[Figure contents as structured data]
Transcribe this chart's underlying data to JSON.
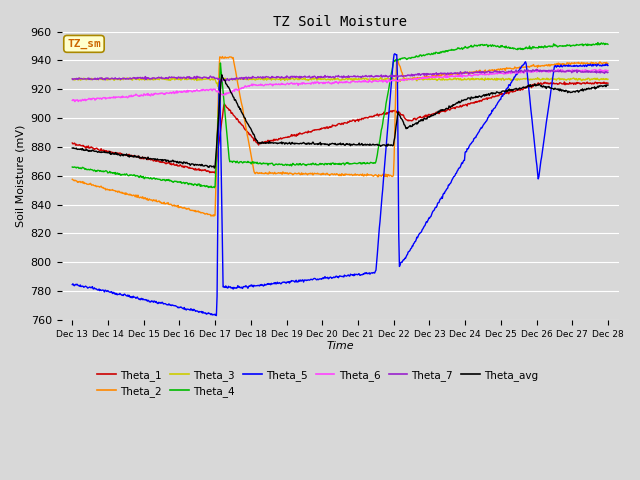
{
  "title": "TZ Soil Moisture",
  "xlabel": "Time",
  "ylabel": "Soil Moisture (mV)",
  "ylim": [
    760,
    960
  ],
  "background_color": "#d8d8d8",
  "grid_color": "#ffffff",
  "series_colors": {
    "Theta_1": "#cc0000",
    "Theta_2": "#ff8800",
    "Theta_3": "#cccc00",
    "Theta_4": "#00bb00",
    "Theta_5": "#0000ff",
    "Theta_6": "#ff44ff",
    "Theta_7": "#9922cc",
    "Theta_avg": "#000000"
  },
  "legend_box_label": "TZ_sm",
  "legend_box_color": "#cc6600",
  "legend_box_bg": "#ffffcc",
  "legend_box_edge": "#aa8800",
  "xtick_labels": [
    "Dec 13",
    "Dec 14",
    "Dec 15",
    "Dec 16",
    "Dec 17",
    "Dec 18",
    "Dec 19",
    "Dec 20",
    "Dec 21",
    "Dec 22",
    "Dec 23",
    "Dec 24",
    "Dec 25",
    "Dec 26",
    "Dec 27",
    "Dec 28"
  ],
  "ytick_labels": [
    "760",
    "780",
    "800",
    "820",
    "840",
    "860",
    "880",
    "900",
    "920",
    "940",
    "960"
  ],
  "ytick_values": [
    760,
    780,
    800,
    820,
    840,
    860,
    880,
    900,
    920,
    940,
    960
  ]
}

— YOUR TASK —
Select every line above that contains the word "Soil", and copy it.

— SOLUTION —
  "title": "TZ Soil Moisture",
  "ylabel": "Soil Moisture (mV)",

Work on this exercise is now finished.